### [Stated problem]
Copy each line exactly. Drop every picture.

*** Listed records ***

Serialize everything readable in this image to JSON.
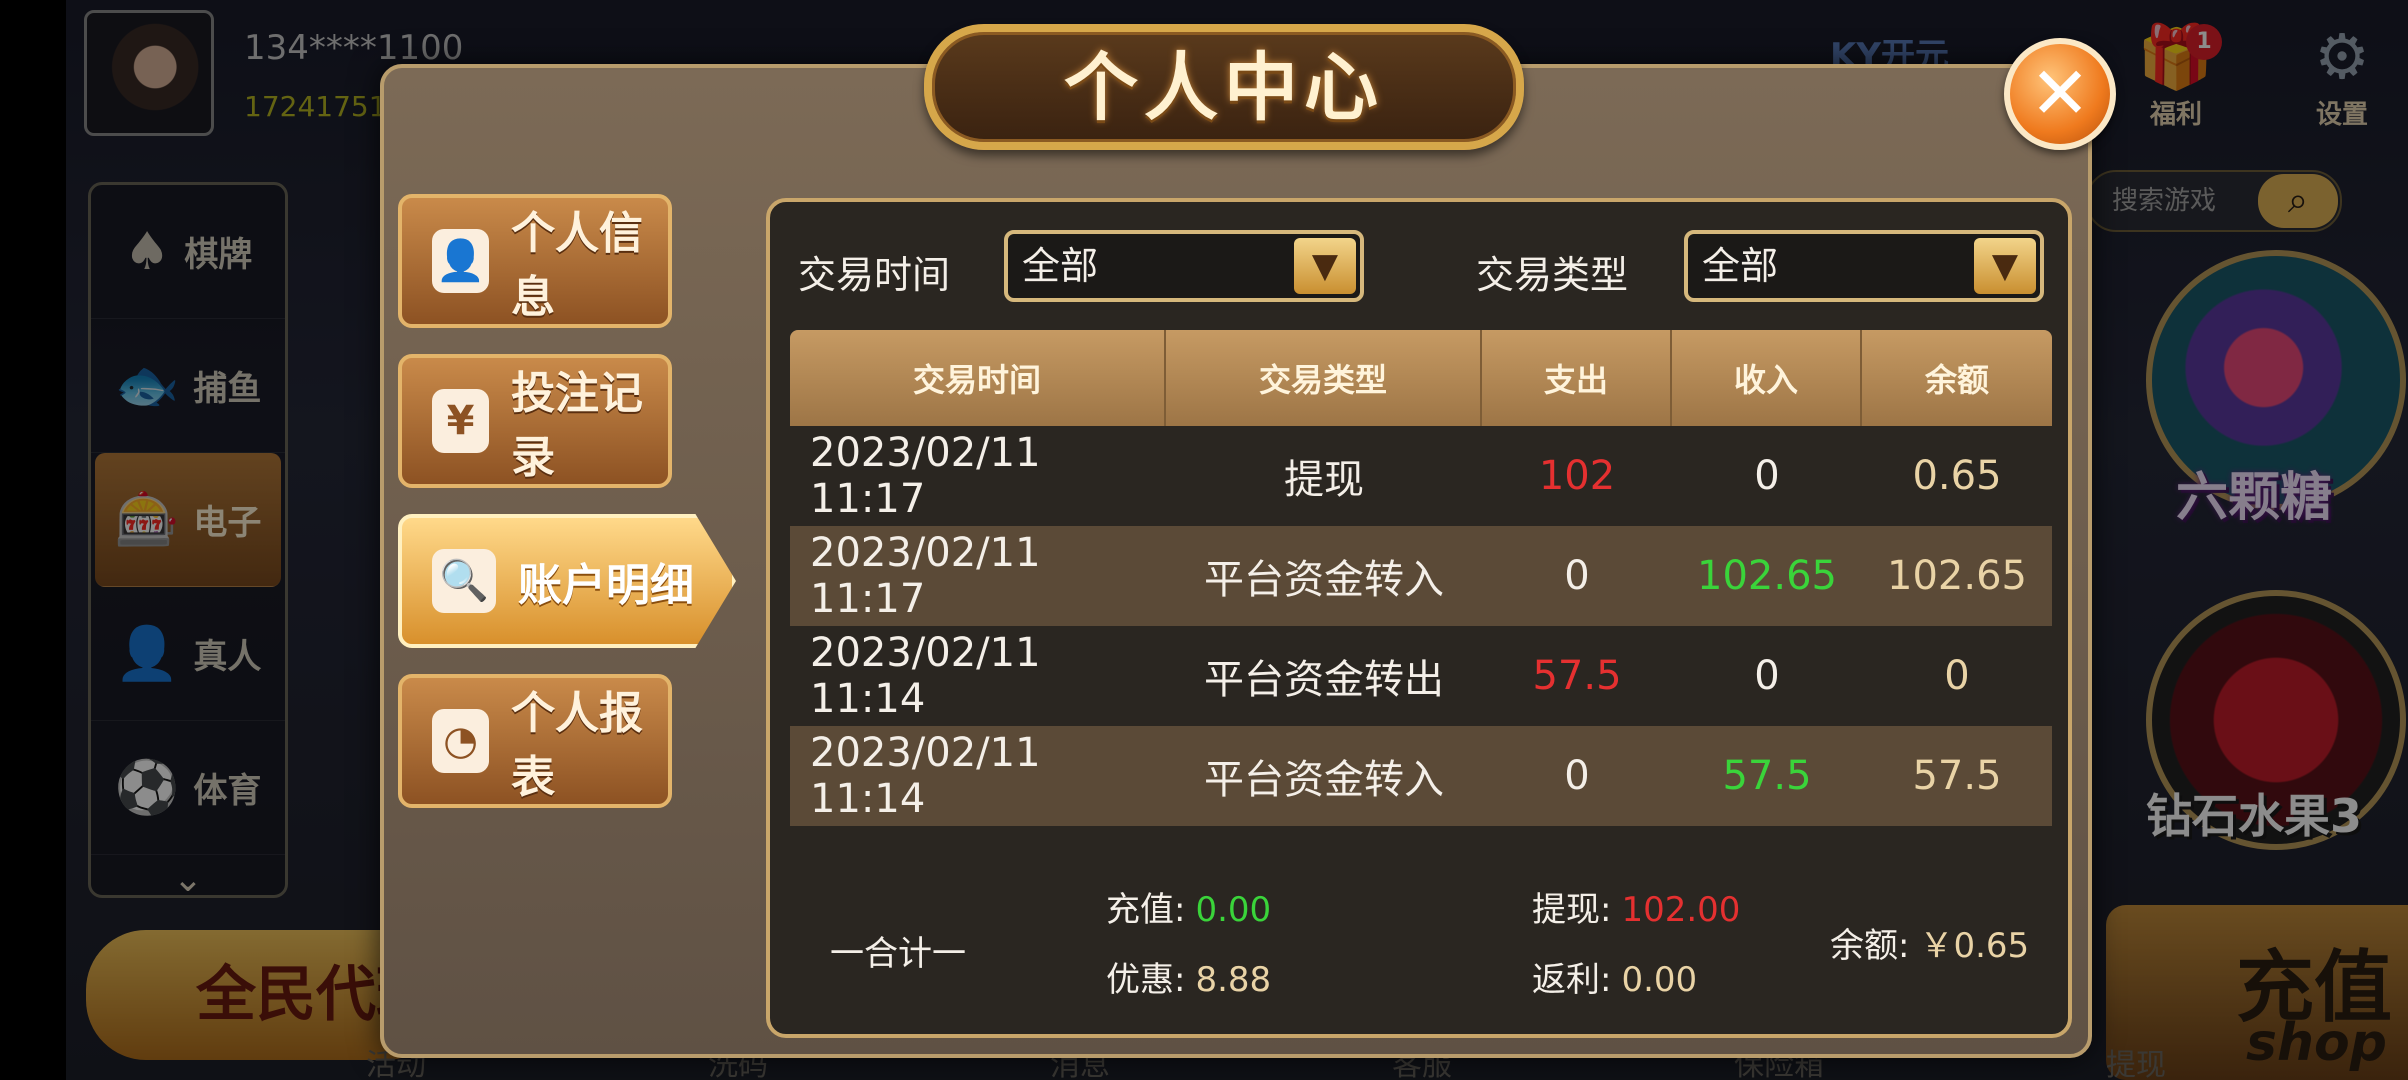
{
  "lobby": {
    "user_phone": "134****1100",
    "user_id": "17241751",
    "brand": "KY开元",
    "gift_label": "福利",
    "gift_badge": "1",
    "settings_label": "设置",
    "search_placeholder": "搜索游戏",
    "nav": [
      {
        "label": "棋牌",
        "icon": "cards-icon"
      },
      {
        "label": "捕鱼",
        "icon": "fish-icon"
      },
      {
        "label": "电子",
        "icon": "slot-machine-icon"
      },
      {
        "label": "真人",
        "icon": "dealer-icon"
      },
      {
        "label": "体育",
        "icon": "soccer-ball-icon"
      }
    ],
    "agent_label": "全民代理",
    "games": [
      {
        "label": "六颗糖"
      },
      {
        "label": "钻石水果3"
      }
    ],
    "charge_label": "充值",
    "charge_sub": "shop",
    "bottom_nav": [
      "活动",
      "洗码",
      "消息",
      "客服",
      "保险箱",
      "提现"
    ]
  },
  "modal": {
    "title": "个人中心",
    "close_symbol": "✕",
    "menu": [
      {
        "label": "个人信息",
        "icon": "user-icon",
        "active": false
      },
      {
        "label": "投注记录",
        "icon": "money-icon",
        "active": false
      },
      {
        "label": "账户明细",
        "icon": "document-search-icon",
        "active": true
      },
      {
        "label": "个人报表",
        "icon": "pie-chart-icon",
        "active": false
      }
    ],
    "filters": {
      "time_label": "交易时间",
      "time_value": "全部",
      "type_label": "交易类型",
      "type_value": "全部"
    },
    "table": {
      "headers": [
        "交易时间",
        "交易类型",
        "支出",
        "收入",
        "余额"
      ],
      "rows": [
        {
          "time": "2023/02/11  11:17",
          "type": "提现",
          "out": "102",
          "in": "0",
          "balance": "0.65"
        },
        {
          "time": "2023/02/11  11:17",
          "type": "平台资金转入",
          "out": "0",
          "in": "102.65",
          "balance": "102.65"
        },
        {
          "time": "2023/02/11  11:14",
          "type": "平台资金转出",
          "out": "57.5",
          "in": "0",
          "balance": "0"
        },
        {
          "time": "2023/02/11  11:14",
          "type": "平台资金转入",
          "out": "0",
          "in": "57.5",
          "balance": "57.5"
        }
      ]
    },
    "summary": {
      "title": "一合计一",
      "recharge_label": "充值:",
      "recharge_value": "0.00",
      "bonus_label": "优惠:",
      "bonus_value": "8.88",
      "withdraw_label": "提现:",
      "withdraw_value": "102.00",
      "rebate_label": "返利:",
      "rebate_value": "0.00",
      "balance_label": "余额:",
      "balance_value": "￥0.65"
    }
  },
  "colors": {
    "expense_red": "#e53030",
    "income_green": "#3ad43a",
    "gold": "#d6b87c"
  }
}
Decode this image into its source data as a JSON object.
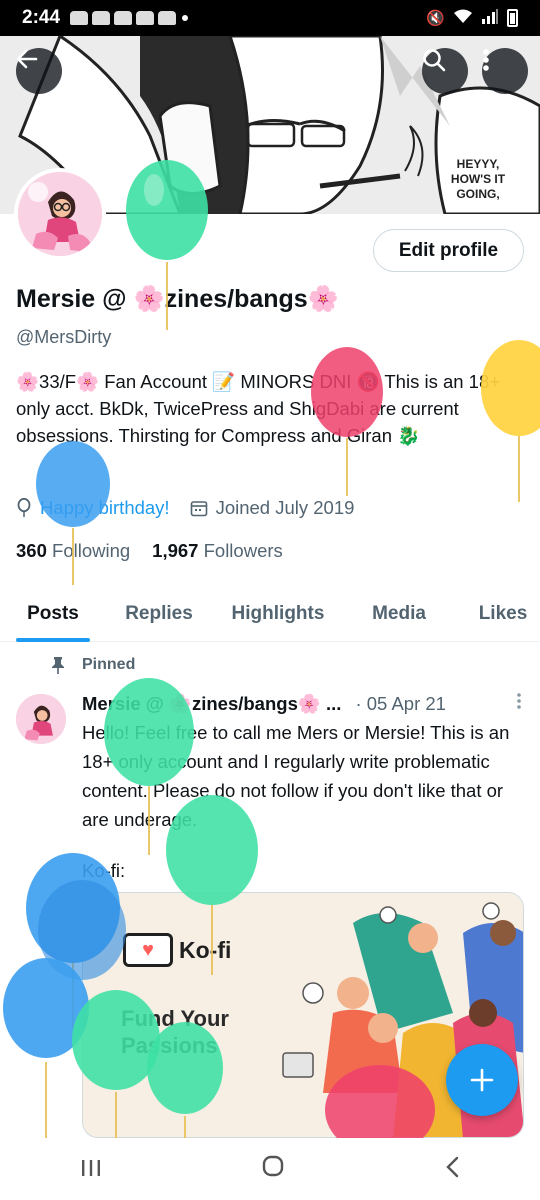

***

### [Solution for this problem]
Serialize everything readable in this image to JSON.
{
  "lobby": {
    "user_phone": "134****1100",
    "user_id": "17241751",
    "brand": "KY开元",
    "gift_label": "福利",
    "gift_badge": "1",
    "settings_label": "设置",
    "search_placeholder": "搜索游戏",
    "nav": [
      {
        "label": "棋牌",
        "icon": "cards-icon"
      },
      {
        "label": "捕鱼",
        "icon": "fish-icon"
      },
      {
        "label": "电子",
        "icon": "slot-machine-icon"
      },
      {
        "label": "真人",
        "icon": "dealer-icon"
      },
      {
        "label": "体育",
        "icon": "soccer-ball-icon"
      }
    ],
    "agent_label": "全民代理",
    "games": [
      {
        "label": "六颗糖"
      },
      {
        "label": "钻石水果3"
      }
    ],
    "charge_label": "充值",
    "charge_sub": "shop",
    "bottom_nav": [
      "活动",
      "洗码",
      "消息",
      "客服",
      "保险箱",
      "提现"
    ]
  },
  "modal": {
    "title": "个人中心",
    "close_symbol": "✕",
    "menu": [
      {
        "label": "个人信息",
        "icon": "user-icon",
        "active": false
      },
      {
        "label": "投注记录",
        "icon": "money-icon",
        "active": false
      },
      {
        "label": "账户明细",
        "icon": "document-search-icon",
        "active": true
      },
      {
        "label": "个人报表",
        "icon": "pie-chart-icon",
        "active": false
      }
    ],
    "filters": {
      "time_label": "交易时间",
      "time_value": "全部",
      "type_label": "交易类型",
      "type_value": "全部"
    },
    "table": {
      "headers": [
        "交易时间",
        "交易类型",
        "支出",
        "收入",
        "余额"
      ],
      "rows": [
        {
          "time": "2023/02/11  11:17",
          "type": "提现",
          "out": "102",
          "in": "0",
          "balance": "0.65"
        },
        {
          "time": "2023/02/11  11:17",
          "type": "平台资金转入",
          "out": "0",
          "in": "102.65",
          "balance": "102.65"
        },
        {
          "time": "2023/02/11  11:14",
          "type": "平台资金转出",
          "out": "57.5",
          "in": "0",
          "balance": "0"
        },
        {
          "time": "2023/02/11  11:14",
          "type": "平台资金转入",
          "out": "0",
          "in": "57.5",
          "balance": "57.5"
        }
      ]
    },
    "summary": {
      "title": "一合计一",
      "recharge_label": "充值:",
      "recharge_value": "0.00",
      "bonus_label": "优惠:",
      "bonus_value": "8.88",
      "withdraw_label": "提现:",
      "withdraw_value": "102.00",
      "rebate_label": "返利:",
      "rebate_value": "0.00",
      "balance_label": "余额:",
      "balance_value": "￥0.65"
    }
  },
  "colors": {
    "expense_red": "#e53030",
    "income_green": "#3ad43a",
    "gold": "#d6b87c"
  }
}
Decode this image into its source data as a JSON object.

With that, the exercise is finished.